Mobile phones are possibly one of the most ubiquitous pieces of technology in the 21st century. In 2003 the Office of National Statistics reported that 75% of all adults in the UK owned or used a mobile phone, and Wikipedia estimates that the UK now has more mobile phones than people.
Text messaging has been the surprise success of mobile phones – who would have thought that people would prefer to write out a message to their friends rather than simply give them a quick call? The latest statistics record that 4.7 million messages are being sent every hour in Britain, with 72% of women and 70% of men texting regularly. These days, however, text messages are being put to much worthier use than simply catching up on last night’s gossip.
Earlier this month the BMJ reported that the ability to send a text message was a sure sign of recovery from a faint or a panic attack. The authors of the study had spent several years working for the charity Festival Medical Services, helping out in the first aid tents at large British music festivals. They noticed that teenagers who were brought in for medical attention would send a text message to their friends as soon as they were feeling better. Given that sending a text message requires “a Glasgow coma scale score of 15 (fully conscious), an adequately functioning ‘executive system’ in the frontal lobes, and a high degree of manual dexterity and psychomotor coordination”, they concluded that this ability was reasonable grounds for discharge and successfully employed ‘the text test’ during busy times at this year’s Reading Festival.
Text messages have also been employed by heathcare trusts to monitor the medical status of patients. Oxfordshire and Buckinghamshire Mental Health and Oxford University’s Department of Psychiatry have been using a daily text message to monitor the mood of mental health patients. Patients receive a text message every morning and respond with a letter in the range of A to E, which corresponds with mood on a scale from depression and euphoria. This technique allows doctors to to plot mood swings in real time, monitor medication efficacy and assess whether a face-to-face appointment is needed, and removes the need for unreliable retrospective assessments. The system is current being used with 150 patients and is due to be rolled out across Oxfordshire and Buckinghamshire in the new year.
In a similar vein, London’s Hammersmith & Fulham Primary Care Trust has been using text messages to establish the current smoking status of patients and, accordingly, their risk of developing cardiovascular disease. As many as 49% of patients responded to texts enquiring whether they were active smokers, a much higher response rate than other methods of communication previously used. Doctors were then able to quickly and efficiently update medical records. The system that the Trust used, iPlato, began as a means of reducing missed GP appointments within the NHS and has now been adopted across 40 NHS organisations, including 36 Primary Care Trusts. As well as monitoring smoking status, iPlato also uses text messages to establish methadone compliance, keep tabs on patients on weight management plans and helps patients stay up to date with prescriptions.
And it’s not just in the UK that healthcare providers are exploiting text messages to monitor patients. The Infectious Disease Clinic at the University of Virginia is piloting a text messaging system to improve contact with HIV patients living in rural parts of the state. In the programme, patients are given a mobile phone that only receives texts about medication regimens and pending medical appointments, and can only call emergency and medical contacts. Organizers hope that this initiative will help patients adhere to their treatment for longer than 6 months, the current drop off point.
Stanford University in California and the Centers for Disease Control and Prevention even held a conference on text messages and healthcare in February this year – Texting 4 Health. The event “showcased applications, ideas, and insights on using mobile text messaging to improve personal and public health”. Speakers from as far afield as Denmark and Scotland presented the text messaging strategies that are currently in use in their regions – HandyMentor for asthma self management and SweetTalk for diabetes reminders if you’re wondering – and techniques to provide health information and instigate healthy lifestyles via text messaging were presented (the full conference program and slides can be found here).
Given the widespread use of mobile phones, text messages could certainly be a cheap and far reaching way to monitor patients and disseminate public health information. What do you think? Are text messages the future of health management? Are text messaging programmes going to be widely adopted for public health purposes in 2009? Or are text messages good only for personal affairs and not for important medical information?

==============================

Repeat the article on text messaging in healthcare verbatim, from "Text messaging has" to "last night’s gossip.".

• **Supplied entries**
==============================

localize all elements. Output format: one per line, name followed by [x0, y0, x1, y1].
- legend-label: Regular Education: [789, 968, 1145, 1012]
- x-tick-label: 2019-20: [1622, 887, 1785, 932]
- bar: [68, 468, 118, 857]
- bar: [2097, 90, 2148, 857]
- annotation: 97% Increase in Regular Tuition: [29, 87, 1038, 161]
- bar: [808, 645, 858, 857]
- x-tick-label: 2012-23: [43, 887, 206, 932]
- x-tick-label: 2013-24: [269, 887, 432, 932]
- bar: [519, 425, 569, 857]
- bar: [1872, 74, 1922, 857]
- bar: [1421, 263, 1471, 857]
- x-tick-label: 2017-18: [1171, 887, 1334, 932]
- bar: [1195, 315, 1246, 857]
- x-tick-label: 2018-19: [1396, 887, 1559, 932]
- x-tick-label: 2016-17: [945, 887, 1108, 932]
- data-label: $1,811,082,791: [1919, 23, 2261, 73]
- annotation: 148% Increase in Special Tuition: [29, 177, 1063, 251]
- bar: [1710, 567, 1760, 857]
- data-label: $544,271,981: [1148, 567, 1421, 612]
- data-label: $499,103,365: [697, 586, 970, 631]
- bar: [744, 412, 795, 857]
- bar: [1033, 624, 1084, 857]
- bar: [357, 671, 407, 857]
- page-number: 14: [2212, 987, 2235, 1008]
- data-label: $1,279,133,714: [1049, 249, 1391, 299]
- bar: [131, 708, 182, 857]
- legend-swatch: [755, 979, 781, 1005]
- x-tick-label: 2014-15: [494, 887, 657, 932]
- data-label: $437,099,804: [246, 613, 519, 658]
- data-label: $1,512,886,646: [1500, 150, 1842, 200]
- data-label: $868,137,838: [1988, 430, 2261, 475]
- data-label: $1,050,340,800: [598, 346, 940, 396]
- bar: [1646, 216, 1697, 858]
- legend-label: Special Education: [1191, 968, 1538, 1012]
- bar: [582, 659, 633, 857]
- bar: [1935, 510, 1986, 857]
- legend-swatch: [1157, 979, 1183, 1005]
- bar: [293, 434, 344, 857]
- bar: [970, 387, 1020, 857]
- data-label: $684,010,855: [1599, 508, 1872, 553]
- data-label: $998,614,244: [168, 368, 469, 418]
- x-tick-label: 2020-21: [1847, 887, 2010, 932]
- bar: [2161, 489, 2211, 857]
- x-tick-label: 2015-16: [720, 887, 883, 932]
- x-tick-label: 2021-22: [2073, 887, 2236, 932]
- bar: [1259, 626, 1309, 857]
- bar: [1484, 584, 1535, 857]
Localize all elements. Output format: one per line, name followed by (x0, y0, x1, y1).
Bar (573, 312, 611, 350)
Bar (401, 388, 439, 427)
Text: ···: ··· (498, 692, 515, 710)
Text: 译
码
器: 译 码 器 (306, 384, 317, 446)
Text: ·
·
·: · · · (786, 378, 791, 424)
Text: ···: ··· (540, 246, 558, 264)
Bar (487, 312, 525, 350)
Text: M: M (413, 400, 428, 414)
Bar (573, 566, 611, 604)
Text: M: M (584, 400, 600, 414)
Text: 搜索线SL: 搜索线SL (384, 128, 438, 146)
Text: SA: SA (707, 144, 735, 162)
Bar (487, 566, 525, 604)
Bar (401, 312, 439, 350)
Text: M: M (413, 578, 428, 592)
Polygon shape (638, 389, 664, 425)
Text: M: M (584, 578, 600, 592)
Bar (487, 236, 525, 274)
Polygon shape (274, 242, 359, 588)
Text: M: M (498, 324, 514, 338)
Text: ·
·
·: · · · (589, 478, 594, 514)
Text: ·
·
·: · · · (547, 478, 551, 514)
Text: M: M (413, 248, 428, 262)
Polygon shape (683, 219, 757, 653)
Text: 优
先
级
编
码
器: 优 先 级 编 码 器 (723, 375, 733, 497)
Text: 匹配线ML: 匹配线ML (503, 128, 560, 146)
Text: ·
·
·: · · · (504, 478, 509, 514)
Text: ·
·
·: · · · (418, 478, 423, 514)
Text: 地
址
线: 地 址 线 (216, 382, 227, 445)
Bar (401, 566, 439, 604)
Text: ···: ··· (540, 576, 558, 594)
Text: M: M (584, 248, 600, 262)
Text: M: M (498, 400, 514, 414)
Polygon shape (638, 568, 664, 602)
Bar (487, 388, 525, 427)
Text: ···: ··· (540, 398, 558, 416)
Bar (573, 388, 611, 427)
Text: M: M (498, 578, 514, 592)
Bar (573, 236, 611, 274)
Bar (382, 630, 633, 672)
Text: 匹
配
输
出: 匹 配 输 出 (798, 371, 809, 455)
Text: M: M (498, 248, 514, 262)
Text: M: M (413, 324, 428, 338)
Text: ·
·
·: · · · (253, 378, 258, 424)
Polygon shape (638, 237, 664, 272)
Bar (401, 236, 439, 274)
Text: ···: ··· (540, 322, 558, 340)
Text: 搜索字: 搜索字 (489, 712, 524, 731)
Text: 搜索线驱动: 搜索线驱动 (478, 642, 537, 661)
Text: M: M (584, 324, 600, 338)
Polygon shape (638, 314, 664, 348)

==============================

• **Response box**
Text messaging has been the surprise success of mobile phones – who would have thought that people would prefer to write out a message to their friends rather than simply give them a quick call? The latest statistics record that 4.7 million messages are being sent every hour in Britain, with 72% of women and 70% of men texting regularly. These days, however, text messages are being put to much worthier use than simply catching up on last night’s gossip.